## [Given request]
Filter this material down to the lines that hold "xlabel", copying each one.

## [Data for this task]
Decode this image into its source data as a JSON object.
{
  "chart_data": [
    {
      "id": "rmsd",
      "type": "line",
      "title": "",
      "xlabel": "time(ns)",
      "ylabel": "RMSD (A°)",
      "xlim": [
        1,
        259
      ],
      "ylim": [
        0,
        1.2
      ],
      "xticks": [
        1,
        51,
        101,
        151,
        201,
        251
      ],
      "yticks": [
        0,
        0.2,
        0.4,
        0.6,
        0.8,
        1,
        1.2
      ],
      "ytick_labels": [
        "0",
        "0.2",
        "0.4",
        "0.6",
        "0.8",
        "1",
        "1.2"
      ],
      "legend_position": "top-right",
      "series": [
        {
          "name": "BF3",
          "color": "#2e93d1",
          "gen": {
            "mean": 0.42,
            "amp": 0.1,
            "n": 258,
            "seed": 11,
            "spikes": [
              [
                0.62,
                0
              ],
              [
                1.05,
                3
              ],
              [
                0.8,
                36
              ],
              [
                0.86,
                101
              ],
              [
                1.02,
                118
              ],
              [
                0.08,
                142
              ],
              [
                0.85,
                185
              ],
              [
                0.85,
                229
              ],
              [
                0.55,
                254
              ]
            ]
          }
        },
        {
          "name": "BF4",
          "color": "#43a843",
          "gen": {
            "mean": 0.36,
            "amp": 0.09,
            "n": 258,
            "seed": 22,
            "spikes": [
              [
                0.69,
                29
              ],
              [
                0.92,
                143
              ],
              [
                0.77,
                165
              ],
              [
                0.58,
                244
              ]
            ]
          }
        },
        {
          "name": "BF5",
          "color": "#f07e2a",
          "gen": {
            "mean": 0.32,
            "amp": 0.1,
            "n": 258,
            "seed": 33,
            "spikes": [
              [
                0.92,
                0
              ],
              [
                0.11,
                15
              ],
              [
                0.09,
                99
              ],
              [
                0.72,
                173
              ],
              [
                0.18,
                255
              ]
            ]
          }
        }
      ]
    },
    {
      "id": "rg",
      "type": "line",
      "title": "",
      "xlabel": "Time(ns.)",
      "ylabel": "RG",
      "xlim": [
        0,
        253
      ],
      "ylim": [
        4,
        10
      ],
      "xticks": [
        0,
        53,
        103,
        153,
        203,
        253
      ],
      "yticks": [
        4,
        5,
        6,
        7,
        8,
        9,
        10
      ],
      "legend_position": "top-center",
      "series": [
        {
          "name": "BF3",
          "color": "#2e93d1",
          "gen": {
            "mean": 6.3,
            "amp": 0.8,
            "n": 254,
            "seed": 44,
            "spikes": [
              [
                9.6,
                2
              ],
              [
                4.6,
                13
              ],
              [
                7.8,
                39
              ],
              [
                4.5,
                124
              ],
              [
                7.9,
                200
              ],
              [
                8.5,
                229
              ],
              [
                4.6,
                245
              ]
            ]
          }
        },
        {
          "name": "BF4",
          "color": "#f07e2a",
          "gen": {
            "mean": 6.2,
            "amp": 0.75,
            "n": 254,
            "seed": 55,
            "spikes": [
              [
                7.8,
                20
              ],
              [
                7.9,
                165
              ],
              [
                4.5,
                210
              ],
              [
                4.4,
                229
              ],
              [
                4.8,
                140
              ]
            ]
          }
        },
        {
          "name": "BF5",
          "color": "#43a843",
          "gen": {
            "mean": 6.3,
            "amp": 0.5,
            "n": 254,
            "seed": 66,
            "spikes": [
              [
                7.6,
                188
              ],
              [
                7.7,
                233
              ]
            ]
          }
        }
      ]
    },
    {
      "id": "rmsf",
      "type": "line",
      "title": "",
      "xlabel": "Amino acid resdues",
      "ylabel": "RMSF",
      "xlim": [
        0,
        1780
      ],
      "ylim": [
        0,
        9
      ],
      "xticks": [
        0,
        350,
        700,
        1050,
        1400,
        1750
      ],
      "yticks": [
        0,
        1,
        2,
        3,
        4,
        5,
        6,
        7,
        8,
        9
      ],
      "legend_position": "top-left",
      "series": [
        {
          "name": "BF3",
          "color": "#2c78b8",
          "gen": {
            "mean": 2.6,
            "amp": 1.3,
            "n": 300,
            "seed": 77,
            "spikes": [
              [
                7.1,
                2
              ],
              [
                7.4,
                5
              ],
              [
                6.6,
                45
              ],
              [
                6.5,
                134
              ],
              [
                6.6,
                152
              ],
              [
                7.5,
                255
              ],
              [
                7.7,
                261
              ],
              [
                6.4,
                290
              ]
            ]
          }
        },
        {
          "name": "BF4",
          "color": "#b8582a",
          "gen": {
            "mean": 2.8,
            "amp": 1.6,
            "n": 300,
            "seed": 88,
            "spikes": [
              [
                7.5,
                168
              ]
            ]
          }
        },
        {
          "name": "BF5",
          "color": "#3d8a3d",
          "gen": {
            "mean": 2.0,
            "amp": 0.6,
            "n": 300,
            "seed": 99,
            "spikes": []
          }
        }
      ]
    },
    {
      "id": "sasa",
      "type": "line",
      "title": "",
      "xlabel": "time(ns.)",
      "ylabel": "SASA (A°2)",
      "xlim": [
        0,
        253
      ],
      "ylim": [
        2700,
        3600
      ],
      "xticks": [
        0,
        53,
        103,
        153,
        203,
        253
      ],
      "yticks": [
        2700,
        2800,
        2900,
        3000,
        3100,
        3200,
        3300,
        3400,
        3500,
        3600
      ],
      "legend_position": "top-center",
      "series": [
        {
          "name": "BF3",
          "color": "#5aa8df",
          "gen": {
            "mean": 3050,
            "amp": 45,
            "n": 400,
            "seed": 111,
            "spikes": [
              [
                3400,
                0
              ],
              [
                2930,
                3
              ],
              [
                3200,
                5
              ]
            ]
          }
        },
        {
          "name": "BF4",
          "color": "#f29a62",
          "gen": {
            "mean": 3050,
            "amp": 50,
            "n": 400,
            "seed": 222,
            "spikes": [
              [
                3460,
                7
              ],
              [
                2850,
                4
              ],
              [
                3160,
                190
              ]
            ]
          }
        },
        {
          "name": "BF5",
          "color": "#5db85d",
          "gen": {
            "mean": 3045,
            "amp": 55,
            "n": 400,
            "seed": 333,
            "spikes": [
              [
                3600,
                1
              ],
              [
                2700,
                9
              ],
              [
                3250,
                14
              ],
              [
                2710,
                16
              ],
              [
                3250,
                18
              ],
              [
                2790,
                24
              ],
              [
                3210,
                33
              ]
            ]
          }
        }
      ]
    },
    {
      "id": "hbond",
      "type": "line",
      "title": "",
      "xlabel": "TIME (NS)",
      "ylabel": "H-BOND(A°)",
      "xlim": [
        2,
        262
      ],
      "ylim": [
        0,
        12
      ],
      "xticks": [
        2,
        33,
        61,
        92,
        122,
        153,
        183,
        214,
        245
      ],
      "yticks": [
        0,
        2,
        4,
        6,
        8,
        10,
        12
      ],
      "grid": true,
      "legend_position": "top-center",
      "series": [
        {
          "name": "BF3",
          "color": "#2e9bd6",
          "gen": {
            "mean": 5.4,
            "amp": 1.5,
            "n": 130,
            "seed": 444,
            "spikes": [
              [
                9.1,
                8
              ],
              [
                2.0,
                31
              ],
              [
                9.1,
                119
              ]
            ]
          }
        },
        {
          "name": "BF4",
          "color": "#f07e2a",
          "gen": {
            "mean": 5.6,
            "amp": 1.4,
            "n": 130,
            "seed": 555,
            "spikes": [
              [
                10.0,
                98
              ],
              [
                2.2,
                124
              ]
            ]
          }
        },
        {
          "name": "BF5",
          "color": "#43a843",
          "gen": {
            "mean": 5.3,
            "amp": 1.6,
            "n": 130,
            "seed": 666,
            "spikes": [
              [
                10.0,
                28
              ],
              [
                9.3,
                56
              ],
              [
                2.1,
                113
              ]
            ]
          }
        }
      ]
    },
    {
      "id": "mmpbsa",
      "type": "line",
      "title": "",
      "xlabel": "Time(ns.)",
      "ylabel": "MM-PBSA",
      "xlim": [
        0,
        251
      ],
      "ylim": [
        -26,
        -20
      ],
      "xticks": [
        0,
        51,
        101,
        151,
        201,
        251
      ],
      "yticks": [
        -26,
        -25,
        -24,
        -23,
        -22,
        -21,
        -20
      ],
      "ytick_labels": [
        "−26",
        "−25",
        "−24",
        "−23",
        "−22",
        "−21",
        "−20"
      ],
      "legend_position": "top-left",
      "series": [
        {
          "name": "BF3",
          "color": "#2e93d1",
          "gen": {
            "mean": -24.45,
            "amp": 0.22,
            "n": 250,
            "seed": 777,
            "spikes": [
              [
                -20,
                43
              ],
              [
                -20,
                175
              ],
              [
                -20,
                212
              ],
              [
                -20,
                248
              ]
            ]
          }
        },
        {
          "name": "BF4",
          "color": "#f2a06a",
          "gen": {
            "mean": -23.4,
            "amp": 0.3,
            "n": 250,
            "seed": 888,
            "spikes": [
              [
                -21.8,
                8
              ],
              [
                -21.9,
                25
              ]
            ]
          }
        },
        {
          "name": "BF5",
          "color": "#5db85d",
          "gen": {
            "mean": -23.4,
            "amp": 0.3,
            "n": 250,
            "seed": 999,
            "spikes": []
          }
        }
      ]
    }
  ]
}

## [Written response]
      "xlabel": "time(ns)",
      "xlabel": "Time(ns.)",
      "xlabel": "Amino acid resdues",
      "xlabel": "time(ns.)",
      "xlabel": "TIME (NS)",
      "xlabel": "Time(ns.)",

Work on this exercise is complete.